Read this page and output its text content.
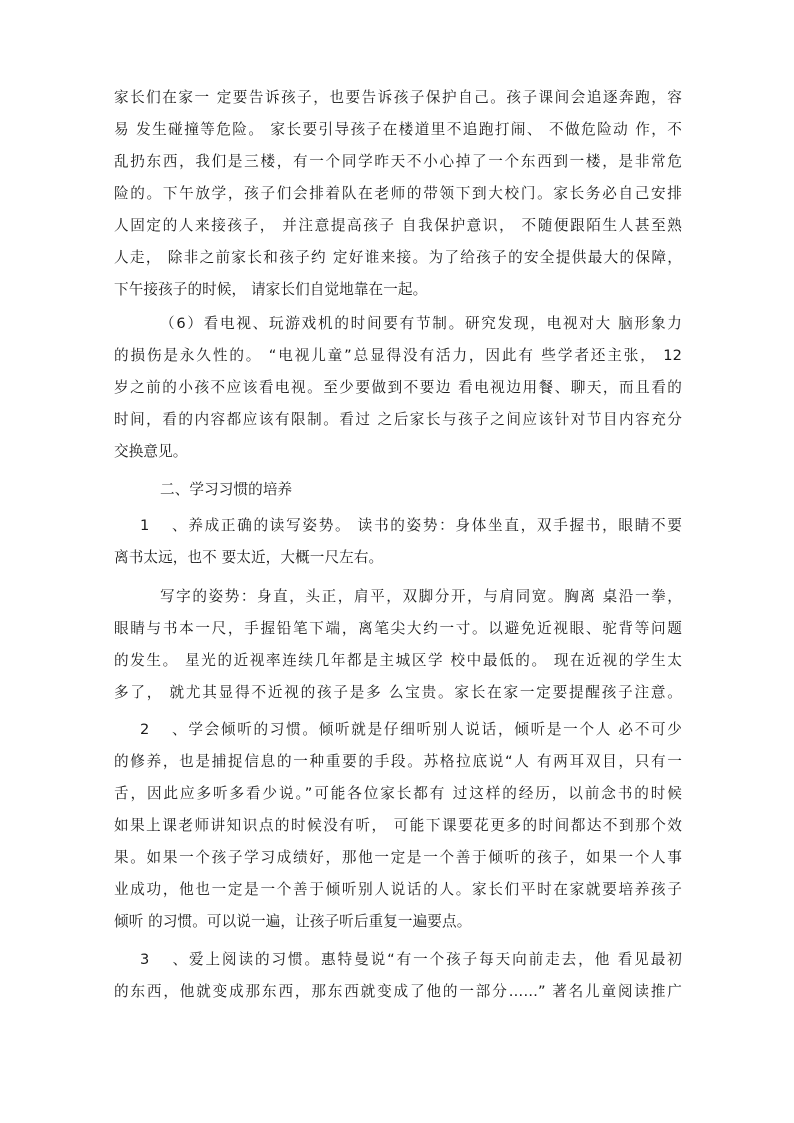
家长们在家一 定要告诉孩子，也要告诉孩子保护自己。孩子课间会追逐奔跑，容
易 发生碰撞等危险。 家长要引导孩子在楼道里不追跑打闹、 不做危险动 作，不
乱扔东西，我们是三楼，有一个同学昨天不小心掉了一个东西到一楼，是非常危
险的。下午放学，孩子们会排着队在老师的带领下到大校门。家长务必自己安排
人固定的人来接孩子， 并注意提高孩子 自我保护意识， 不随便跟陌生人甚至熟
人走， 除非之前家长和孩子约 定好谁来接。为了给孩子的安全提供最大的保障，
下午接孩子的时候， 请家长们自觉地靠在一起。
（6）看电视、玩游戏机的时间要有节制。研究发现，电视对大 脑形象力
的损伤是永久性的。 “电视儿童”总显得没有活力，因此有 些学者还主张， 12
岁之前的小孩不应该看电视。至少要做到不要边 看电视边用餐、聊天，而且看的
时间，看的内容都应该有限制。看过 之后家长与孩子之间应该针对节目内容充分
交换意见。
二、学习习惯的培养
1 　、养成正确的读写姿势。 读书的姿势：身体坐直，双手握书，眼睛不要
离书太远，也不 要太近，大概一尺左右。
写字的姿势：身直，头正，肩平，双脚分开，与肩同宽。胸离 桌沿一拳，
眼睛与书本一尺，手握铅笔下端，离笔尖大约一寸。以避免近视眼、驼背等问题
的发生。 星光的近视率连续几年都是主城区学 校中最低的。 现在近视的学生太
多了， 就尤其显得不近视的孩子是多 么宝贵。家长在家一定要提醒孩子注意。
2 　、学会倾听的习惯。倾听就是仔细听别人说话，倾听是一个人 必不可少
的修养，也是捕捉信息的一种重要的手段。苏格拉底说“人 有两耳双目，只有一
舌，因此应多听多看少说。”可能各位家长都有 过这样的经历，以前念书的时候
如果上课老师讲知识点的时候没有听， 可能下课要花更多的时间都达不到那个效
果。如果一个孩子学习成绩好，那他一定是一个善于倾听的孩子，如果一个人事
业成功，他也一定是一个善于倾听别人说话的人。家长们平时在家就要培养孩子
倾听 的习惯。可以说一遍，让孩子听后重复一遍要点。
3 　、爱上阅读的习惯。惠特曼说“有一个孩子每天向前走去，他 看见最初
的东西，他就变成那东西，那东西就变成了他的一部分……” 著名儿童阅读推广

Directive: Transcribe every line in the entries above, taking out only the images.

Answer for this exercise:
Read this page and output its text content.
家长们在家一 定要告诉孩子，也要告诉孩子保护自己。孩子课间会追逐奔跑，容
易 发生碰撞等危险。 家长要引导孩子在楼道里不追跑打闹、 不做危险动 作，不
乱扔东西，我们是三楼，有一个同学昨天不小心掉了一个东西到一楼，是非常危
险的。下午放学，孩子们会排着队在老师的带领下到大校门。家长务必自己安排
人固定的人来接孩子， 并注意提高孩子 自我保护意识， 不随便跟陌生人甚至熟
人走， 除非之前家长和孩子约 定好谁来接。为了给孩子的安全提供最大的保障，
下午接孩子的时候， 请家长们自觉地靠在一起。
（6）看电视、玩游戏机的时间要有节制。研究发现，电视对大 脑形象力
的损伤是永久性的。 “电视儿童”总显得没有活力，因此有 些学者还主张， 12
岁之前的小孩不应该看电视。至少要做到不要边 看电视边用餐、聊天，而且看的
时间，看的内容都应该有限制。看过 之后家长与孩子之间应该针对节目内容充分
交换意见。
二、学习习惯的培养
1 　、养成正确的读写姿势。 读书的姿势：身体坐直，双手握书，眼睛不要
离书太远，也不 要太近，大概一尺左右。
写字的姿势：身直，头正，肩平，双脚分开，与肩同宽。胸离 桌沿一拳，
眼睛与书本一尺，手握铅笔下端，离笔尖大约一寸。以避免近视眼、驼背等问题
的发生。 星光的近视率连续几年都是主城区学 校中最低的。 现在近视的学生太
多了， 就尤其显得不近视的孩子是多 么宝贵。家长在家一定要提醒孩子注意。
2 　、学会倾听的习惯。倾听就是仔细听别人说话，倾听是一个人 必不可少
的修养，也是捕捉信息的一种重要的手段。苏格拉底说“人 有两耳双目，只有一
舌，因此应多听多看少说。”可能各位家长都有 过这样的经历，以前念书的时候
如果上课老师讲知识点的时候没有听， 可能下课要花更多的时间都达不到那个效
果。如果一个孩子学习成绩好，那他一定是一个善于倾听的孩子，如果一个人事
业成功，他也一定是一个善于倾听别人说话的人。家长们平时在家就要培养孩子
倾听 的习惯。可以说一遍，让孩子听后重复一遍要点。
3 　、爱上阅读的习惯。惠特曼说“有一个孩子每天向前走去，他 看见最初
的东西，他就变成那东西，那东西就变成了他的一部分……” 著名儿童阅读推广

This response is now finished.